- **Brief**
Make an exact transcription of the material, leaving out all images.
-- START Recorded information --
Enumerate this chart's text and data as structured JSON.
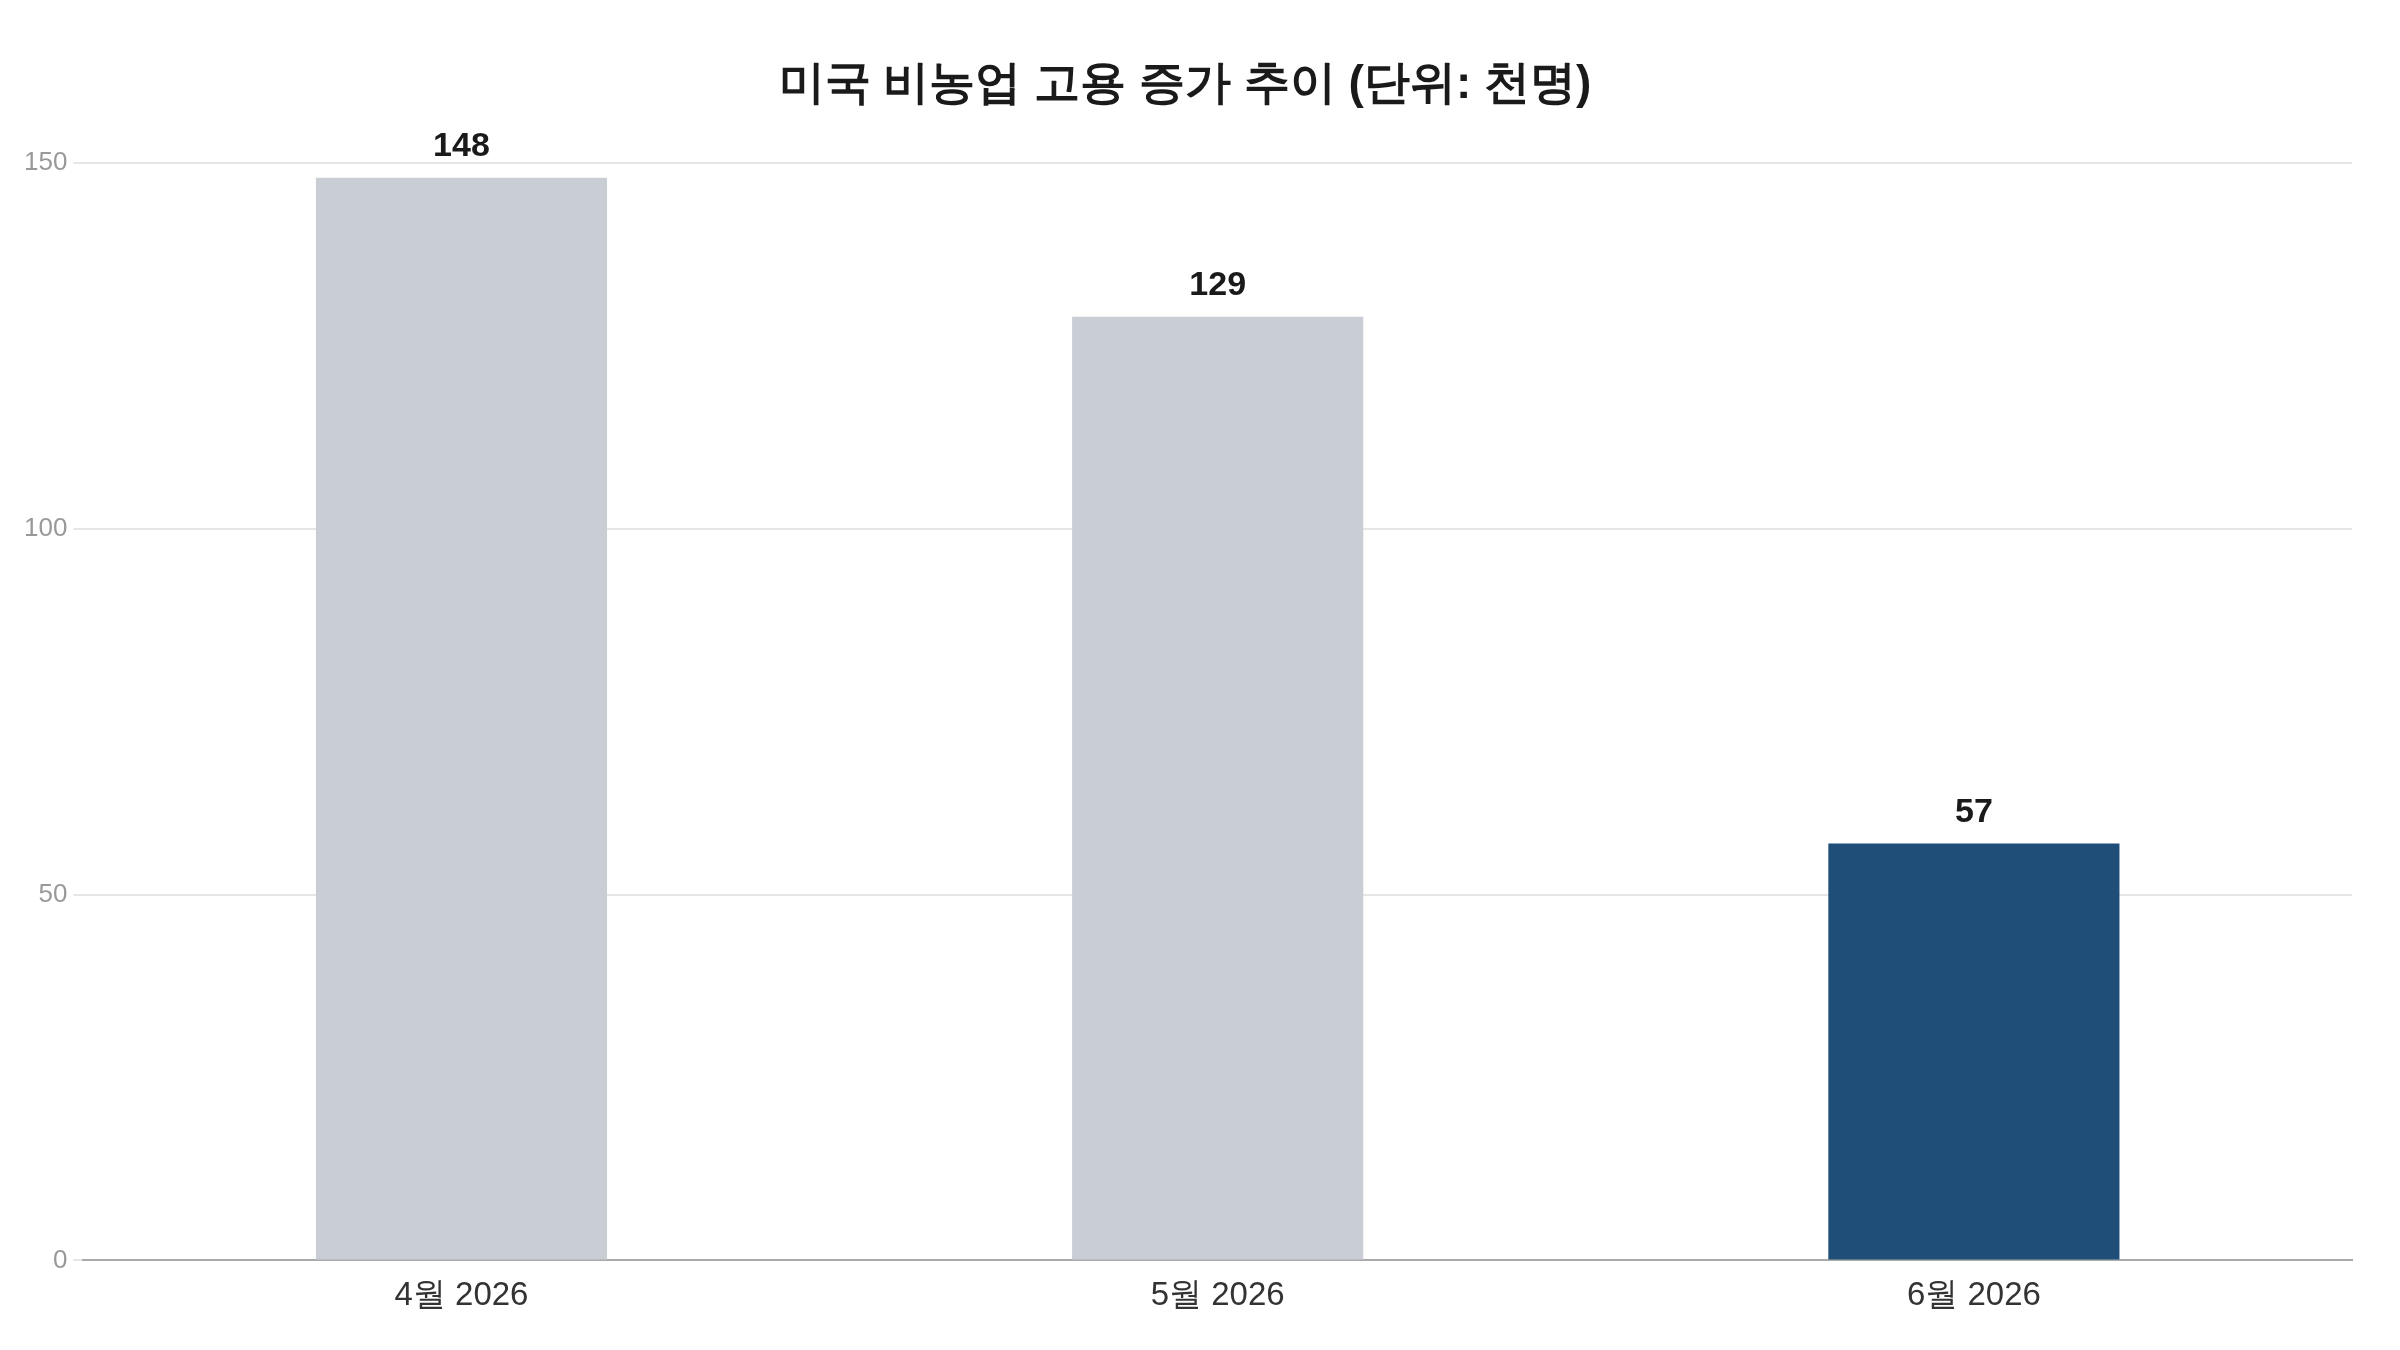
{
  "chart_data": {
    "type": "bar",
    "title": "미국 비농업 고용 증가 추이 (단위: 천명)",
    "categories": [
      "4월 2026",
      "5월 2026",
      "6월 2026"
    ],
    "values": [
      148,
      129,
      57
    ],
    "colors": [
      "#c9cdd4",
      "#c9cdd4",
      "#1f4e79"
    ],
    "ylim": [
      0,
      150
    ],
    "yticks": [
      0,
      50,
      100,
      150
    ],
    "grid": "y",
    "data_labels": true
  }
}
-- END Recorded information --
- **Result of the task**
Enumerate this chart's text and data as structured JSON.
{
  "chart_data": {
    "type": "bar",
    "title": "미국 비농업 고용 증가 추이 (단위: 천명)",
    "categories": [
      "4월 2026",
      "5월 2026",
      "6월 2026"
    ],
    "values": [
      148,
      129,
      57
    ],
    "colors": [
      "#c9cdd4",
      "#c9cdd4",
      "#1f4e79"
    ],
    "ylim": [
      0,
      150
    ],
    "yticks": [
      0,
      50,
      100,
      150
    ],
    "grid": "y",
    "data_labels": true
  }
}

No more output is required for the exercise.